_Extracted information:_
--- START ---

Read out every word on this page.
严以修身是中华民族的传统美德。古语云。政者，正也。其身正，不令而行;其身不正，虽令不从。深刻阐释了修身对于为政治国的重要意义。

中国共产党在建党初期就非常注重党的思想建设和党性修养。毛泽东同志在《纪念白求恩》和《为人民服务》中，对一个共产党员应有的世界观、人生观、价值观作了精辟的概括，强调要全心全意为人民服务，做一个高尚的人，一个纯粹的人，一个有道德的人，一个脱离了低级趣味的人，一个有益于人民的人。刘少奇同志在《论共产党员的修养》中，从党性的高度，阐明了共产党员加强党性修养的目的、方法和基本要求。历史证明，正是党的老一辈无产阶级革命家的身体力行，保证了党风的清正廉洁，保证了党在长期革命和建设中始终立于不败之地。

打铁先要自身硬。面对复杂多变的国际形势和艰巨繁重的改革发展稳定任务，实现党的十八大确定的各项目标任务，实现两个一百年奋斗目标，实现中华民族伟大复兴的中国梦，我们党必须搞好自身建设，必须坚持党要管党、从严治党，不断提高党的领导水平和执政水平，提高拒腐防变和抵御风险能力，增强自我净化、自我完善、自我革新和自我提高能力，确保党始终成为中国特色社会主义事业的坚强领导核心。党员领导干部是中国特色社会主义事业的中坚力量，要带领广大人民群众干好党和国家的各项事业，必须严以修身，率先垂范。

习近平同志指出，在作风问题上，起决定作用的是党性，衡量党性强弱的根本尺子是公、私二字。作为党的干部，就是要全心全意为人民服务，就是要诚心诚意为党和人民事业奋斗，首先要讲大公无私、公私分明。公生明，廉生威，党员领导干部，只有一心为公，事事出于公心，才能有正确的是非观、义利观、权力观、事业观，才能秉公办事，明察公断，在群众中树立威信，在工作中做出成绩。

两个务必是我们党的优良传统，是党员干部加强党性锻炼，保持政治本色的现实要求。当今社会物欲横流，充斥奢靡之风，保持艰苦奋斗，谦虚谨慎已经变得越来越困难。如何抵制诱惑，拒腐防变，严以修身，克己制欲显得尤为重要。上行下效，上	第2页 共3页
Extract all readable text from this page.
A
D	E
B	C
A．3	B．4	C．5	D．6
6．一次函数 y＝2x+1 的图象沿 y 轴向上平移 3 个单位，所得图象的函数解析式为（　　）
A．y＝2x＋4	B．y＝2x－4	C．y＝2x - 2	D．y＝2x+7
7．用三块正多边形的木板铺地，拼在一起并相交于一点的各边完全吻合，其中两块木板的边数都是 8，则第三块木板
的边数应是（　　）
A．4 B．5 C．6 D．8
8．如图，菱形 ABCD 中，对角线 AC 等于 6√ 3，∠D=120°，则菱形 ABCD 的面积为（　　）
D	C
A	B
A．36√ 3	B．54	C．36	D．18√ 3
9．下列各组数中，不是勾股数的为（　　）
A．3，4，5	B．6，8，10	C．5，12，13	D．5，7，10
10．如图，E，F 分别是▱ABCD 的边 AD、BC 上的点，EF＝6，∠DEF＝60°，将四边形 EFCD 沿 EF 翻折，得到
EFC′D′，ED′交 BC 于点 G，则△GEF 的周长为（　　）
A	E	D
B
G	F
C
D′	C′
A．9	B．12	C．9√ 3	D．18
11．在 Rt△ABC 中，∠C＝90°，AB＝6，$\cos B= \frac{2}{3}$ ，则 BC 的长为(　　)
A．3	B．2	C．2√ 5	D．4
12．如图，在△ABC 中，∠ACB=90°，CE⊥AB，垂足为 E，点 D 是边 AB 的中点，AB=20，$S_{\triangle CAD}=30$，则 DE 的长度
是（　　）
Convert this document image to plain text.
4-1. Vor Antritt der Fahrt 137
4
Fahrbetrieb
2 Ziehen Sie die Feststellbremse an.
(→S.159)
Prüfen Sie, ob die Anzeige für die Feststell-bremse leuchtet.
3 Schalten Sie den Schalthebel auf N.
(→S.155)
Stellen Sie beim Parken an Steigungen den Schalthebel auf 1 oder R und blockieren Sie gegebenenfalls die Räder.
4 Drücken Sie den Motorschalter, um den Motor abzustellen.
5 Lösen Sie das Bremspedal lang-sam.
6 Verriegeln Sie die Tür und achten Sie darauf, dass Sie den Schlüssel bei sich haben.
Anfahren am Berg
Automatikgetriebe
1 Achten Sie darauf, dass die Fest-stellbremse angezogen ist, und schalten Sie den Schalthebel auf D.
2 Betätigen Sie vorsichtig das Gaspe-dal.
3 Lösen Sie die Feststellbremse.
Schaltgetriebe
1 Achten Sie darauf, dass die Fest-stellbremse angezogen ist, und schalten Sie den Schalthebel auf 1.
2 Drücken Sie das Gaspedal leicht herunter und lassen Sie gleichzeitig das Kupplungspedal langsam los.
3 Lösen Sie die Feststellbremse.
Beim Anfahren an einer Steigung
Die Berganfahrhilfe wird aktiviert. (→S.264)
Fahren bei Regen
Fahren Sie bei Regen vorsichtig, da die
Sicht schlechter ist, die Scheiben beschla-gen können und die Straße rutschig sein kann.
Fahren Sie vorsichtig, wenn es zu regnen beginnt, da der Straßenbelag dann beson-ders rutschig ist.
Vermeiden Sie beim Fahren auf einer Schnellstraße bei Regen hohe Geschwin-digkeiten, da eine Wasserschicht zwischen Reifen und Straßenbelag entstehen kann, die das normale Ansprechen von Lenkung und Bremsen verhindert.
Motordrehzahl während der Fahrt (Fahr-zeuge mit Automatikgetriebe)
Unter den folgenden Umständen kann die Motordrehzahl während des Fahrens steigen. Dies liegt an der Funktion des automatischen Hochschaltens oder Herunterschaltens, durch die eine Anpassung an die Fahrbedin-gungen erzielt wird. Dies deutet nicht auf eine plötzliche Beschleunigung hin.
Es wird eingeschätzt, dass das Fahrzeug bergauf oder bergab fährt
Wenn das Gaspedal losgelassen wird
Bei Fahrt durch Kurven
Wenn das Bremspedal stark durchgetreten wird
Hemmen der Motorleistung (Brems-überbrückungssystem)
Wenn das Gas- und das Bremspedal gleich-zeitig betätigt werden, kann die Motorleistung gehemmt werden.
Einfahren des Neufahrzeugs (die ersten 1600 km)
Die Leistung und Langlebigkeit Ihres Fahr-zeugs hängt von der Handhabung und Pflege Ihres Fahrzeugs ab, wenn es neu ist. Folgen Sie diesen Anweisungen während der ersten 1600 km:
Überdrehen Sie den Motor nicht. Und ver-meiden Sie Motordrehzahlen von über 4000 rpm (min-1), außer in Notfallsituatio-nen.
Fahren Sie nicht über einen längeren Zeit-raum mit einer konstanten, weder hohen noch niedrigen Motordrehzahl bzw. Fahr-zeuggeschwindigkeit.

--- END ---

_Job:_ Transcribe the full listing above without leaving anything out.

_Response below:_
Read out every word on this page.
严以修身是中华民族的传统美德。古语云。政者，正也。其身正，不令而行;其身不正，虽令不从。深刻阐释了修身对于为政治国的重要意义。

中国共产党在建党初期就非常注重党的思想建设和党性修养。毛泽东同志在《纪念白求恩》和《为人民服务》中，对一个共产党员应有的世界观、人生观、价值观作了精辟的概括，强调要全心全意为人民服务，做一个高尚的人，一个纯粹的人，一个有道德的人，一个脱离了低级趣味的人，一个有益于人民的人。刘少奇同志在《论共产党员的修养》中，从党性的高度，阐明了共产党员加强党性修养的目的、方法和基本要求。历史证明，正是党的老一辈无产阶级革命家的身体力行，保证了党风的清正廉洁，保证了党在长期革命和建设中始终立于不败之地。

打铁先要自身硬。面对复杂多变的国际形势和艰巨繁重的改革发展稳定任务，实现党的十八大确定的各项目标任务，实现两个一百年奋斗目标，实现中华民族伟大复兴的中国梦，我们党必须搞好自身建设，必须坚持党要管党、从严治党，不断提高党的领导水平和执政水平，提高拒腐防变和抵御风险能力，增强自我净化、自我完善、自我革新和自我提高能力，确保党始终成为中国特色社会主义事业的坚强领导核心。党员领导干部是中国特色社会主义事业的中坚力量，要带领广大人民群众干好党和国家的各项事业，必须严以修身，率先垂范。

习近平同志指出，在作风问题上，起决定作用的是党性，衡量党性强弱的根本尺子是公、私二字。作为党的干部，就是要全心全意为人民服务，就是要诚心诚意为党和人民事业奋斗，首先要讲大公无私、公私分明。公生明，廉生威，党员领导干部，只有一心为公，事事出于公心，才能有正确的是非观、义利观、权力观、事业观，才能秉公办事，明察公断，在群众中树立威信，在工作中做出成绩。

两个务必是我们党的优良传统，是党员干部加强党性锻炼，保持政治本色的现实要求。当今社会物欲横流，充斥奢靡之风，保持艰苦奋斗，谦虚谨慎已经变得越来越困难。如何抵制诱惑，拒腐防变，严以修身，克己制欲显得尤为重要。上行下效，上	第2页 共3页
Extract all readable text from this page.
A
D	E
B	C
A．3	B．4	C．5	D．6
6．一次函数 y＝2x+1 的图象沿 y 轴向上平移 3 个单位，所得图象的函数解析式为（　　）
A．y＝2x＋4	B．y＝2x－4	C．y＝2x - 2	D．y＝2x+7
7．用三块正多边形的木板铺地，拼在一起并相交于一点的各边完全吻合，其中两块木板的边数都是 8，则第三块木板
的边数应是（　　）
A．4 B．5 C．6 D．8
8．如图，菱形 ABCD 中，对角线 AC 等于 6√ 3，∠D=120°，则菱形 ABCD 的面积为（　　）
D	C
A	B
A．36√ 3	B．54	C．36	D．18√ 3
9．下列各组数中，不是勾股数的为（　　）
A．3，4，5	B．6，8，10	C．5，12，13	D．5，7，10
10．如图，E，F 分别是▱ABCD 的边 AD、BC 上的点，EF＝6，∠DEF＝60°，将四边形 EFCD 沿 EF 翻折，得到
EFC′D′，ED′交 BC 于点 G，则△GEF 的周长为（　　）
A	E	D
B
G	F
C
D′	C′
A．9	B．12	C．9√ 3	D．18
11．在 Rt△ABC 中，∠C＝90°，AB＝6，$\cos B= \frac{2}{3}$ ，则 BC 的长为(　　)
A．3	B．2	C．2√ 5	D．4
12．如图，在△ABC 中，∠ACB=90°，CE⊥AB，垂足为 E，点 D 是边 AB 的中点，AB=20，$S_{\triangle CAD}=30$，则 DE 的长度
是（　　）
Convert this document image to plain text.
4-1. Vor Antritt der Fahrt 137
4
Fahrbetrieb
2 Ziehen Sie die Feststellbremse an.
(→S.159)
Prüfen Sie, ob die Anzeige für die Feststell-bremse leuchtet.
3 Schalten Sie den Schalthebel auf N.
(→S.155)
Stellen Sie beim Parken an Steigungen den Schalthebel auf 1 oder R und blockieren Sie gegebenenfalls die Räder.
4 Drücken Sie den Motorschalter, um den Motor abzustellen.
5 Lösen Sie das Bremspedal lang-sam.
6 Verriegeln Sie die Tür und achten Sie darauf, dass Sie den Schlüssel bei sich haben.
Anfahren am Berg
Automatikgetriebe
1 Achten Sie darauf, dass die Fest-stellbremse angezogen ist, und schalten Sie den Schalthebel auf D.
2 Betätigen Sie vorsichtig das Gaspe-dal.
3 Lösen Sie die Feststellbremse.
Schaltgetriebe
1 Achten Sie darauf, dass die Fest-stellbremse angezogen ist, und schalten Sie den Schalthebel auf 1.
2 Drücken Sie das Gaspedal leicht herunter und lassen Sie gleichzeitig das Kupplungspedal langsam los.
3 Lösen Sie die Feststellbremse.
Beim Anfahren an einer Steigung
Die Berganfahrhilfe wird aktiviert. (→S.264)
Fahren bei Regen
Fahren Sie bei Regen vorsichtig, da die
Sicht schlechter ist, die Scheiben beschla-gen können und die Straße rutschig sein kann.
Fahren Sie vorsichtig, wenn es zu regnen beginnt, da der Straßenbelag dann beson-ders rutschig ist.
Vermeiden Sie beim Fahren auf einer Schnellstraße bei Regen hohe Geschwin-digkeiten, da eine Wasserschicht zwischen Reifen und Straßenbelag entstehen kann, die das normale Ansprechen von Lenkung und Bremsen verhindert.
Motordrehzahl während der Fahrt (Fahr-zeuge mit Automatikgetriebe)
Unter den folgenden Umständen kann die Motordrehzahl während des Fahrens steigen. Dies liegt an der Funktion des automatischen Hochschaltens oder Herunterschaltens, durch die eine Anpassung an die Fahrbedin-gungen erzielt wird. Dies deutet nicht auf eine plötzliche Beschleunigung hin.
Es wird eingeschätzt, dass das Fahrzeug bergauf oder bergab fährt
Wenn das Gaspedal losgelassen wird
Bei Fahrt durch Kurven
Wenn das Bremspedal stark durchgetreten wird
Hemmen der Motorleistung (Brems-überbrückungssystem)
Wenn das Gas- und das Bremspedal gleich-zeitig betätigt werden, kann die Motorleistung gehemmt werden.
Einfahren des Neufahrzeugs (die ersten 1600 km)
Die Leistung und Langlebigkeit Ihres Fahr-zeugs hängt von der Handhabung und Pflege Ihres Fahrzeugs ab, wenn es neu ist. Folgen Sie diesen Anweisungen während der ersten 1600 km:
Überdrehen Sie den Motor nicht. Und ver-meiden Sie Motordrehzahlen von über 4000 rpm (min-1), außer in Notfallsituatio-nen.
Fahren Sie nicht über einen längeren Zeit-raum mit einer konstanten, weder hohen noch niedrigen Motordrehzahl bzw. Fahr-zeuggeschwindigkeit.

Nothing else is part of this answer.